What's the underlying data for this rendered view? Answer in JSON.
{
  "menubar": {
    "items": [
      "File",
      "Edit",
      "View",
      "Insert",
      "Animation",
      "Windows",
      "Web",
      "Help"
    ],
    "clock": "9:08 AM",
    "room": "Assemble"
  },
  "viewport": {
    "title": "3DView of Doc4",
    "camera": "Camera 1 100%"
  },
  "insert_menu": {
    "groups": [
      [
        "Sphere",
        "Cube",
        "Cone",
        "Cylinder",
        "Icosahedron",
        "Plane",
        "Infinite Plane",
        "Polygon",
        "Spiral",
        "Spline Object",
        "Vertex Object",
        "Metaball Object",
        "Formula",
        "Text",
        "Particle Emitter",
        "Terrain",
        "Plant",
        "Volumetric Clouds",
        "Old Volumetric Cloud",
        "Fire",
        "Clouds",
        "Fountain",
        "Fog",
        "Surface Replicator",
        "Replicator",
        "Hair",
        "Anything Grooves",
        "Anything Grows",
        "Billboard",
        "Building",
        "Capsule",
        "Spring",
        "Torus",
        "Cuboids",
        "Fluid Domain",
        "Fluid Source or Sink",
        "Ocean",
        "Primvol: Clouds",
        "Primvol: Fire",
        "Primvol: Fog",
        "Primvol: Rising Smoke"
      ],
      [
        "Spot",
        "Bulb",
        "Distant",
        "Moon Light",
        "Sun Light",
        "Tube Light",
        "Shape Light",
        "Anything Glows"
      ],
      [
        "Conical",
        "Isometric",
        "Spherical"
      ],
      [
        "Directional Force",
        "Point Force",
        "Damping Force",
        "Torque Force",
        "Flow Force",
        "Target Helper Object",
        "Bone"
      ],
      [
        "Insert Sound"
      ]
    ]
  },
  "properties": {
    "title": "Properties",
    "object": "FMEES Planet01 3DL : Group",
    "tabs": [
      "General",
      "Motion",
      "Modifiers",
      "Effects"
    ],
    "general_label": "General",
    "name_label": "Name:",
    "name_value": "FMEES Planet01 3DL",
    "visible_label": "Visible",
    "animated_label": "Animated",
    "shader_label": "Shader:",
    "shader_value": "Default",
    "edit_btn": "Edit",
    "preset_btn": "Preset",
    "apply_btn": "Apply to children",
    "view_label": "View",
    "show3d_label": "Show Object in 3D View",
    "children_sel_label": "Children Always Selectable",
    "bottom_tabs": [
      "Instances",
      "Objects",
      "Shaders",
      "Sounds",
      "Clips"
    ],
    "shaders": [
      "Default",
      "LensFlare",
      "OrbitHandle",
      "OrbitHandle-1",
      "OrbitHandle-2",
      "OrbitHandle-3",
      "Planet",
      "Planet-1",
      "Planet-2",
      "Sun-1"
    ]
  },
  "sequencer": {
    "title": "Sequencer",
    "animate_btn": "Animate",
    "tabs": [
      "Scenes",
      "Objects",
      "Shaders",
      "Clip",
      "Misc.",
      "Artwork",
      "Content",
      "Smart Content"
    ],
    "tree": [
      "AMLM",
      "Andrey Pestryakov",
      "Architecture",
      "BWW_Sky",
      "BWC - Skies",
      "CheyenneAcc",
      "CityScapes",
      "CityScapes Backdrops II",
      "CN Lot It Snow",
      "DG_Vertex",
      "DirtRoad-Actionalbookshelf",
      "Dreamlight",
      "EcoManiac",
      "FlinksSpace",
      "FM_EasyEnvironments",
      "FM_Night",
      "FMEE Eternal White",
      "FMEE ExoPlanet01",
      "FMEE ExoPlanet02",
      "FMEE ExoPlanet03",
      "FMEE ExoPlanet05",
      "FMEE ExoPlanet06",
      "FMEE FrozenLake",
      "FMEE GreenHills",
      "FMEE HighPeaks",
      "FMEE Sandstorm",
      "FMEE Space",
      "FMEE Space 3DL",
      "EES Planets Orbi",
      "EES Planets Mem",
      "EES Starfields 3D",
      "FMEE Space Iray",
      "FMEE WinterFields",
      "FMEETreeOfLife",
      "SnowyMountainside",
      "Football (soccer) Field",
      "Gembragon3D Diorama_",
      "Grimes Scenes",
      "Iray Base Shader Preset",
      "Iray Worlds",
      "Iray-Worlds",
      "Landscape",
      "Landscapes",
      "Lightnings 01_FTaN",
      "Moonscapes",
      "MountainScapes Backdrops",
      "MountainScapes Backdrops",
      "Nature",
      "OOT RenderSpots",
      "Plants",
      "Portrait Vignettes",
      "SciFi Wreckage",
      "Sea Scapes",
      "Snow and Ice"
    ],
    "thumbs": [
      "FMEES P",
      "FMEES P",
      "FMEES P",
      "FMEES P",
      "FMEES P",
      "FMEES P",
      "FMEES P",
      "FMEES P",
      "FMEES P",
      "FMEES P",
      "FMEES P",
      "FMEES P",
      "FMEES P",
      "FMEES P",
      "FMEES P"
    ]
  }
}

****

> [Exercise requirements]:
Pull out every line of the records that includes the string "Preset".

> [Exercise answer]:
    "preset_btn": "Preset",
      "Iray Base Shader Preset",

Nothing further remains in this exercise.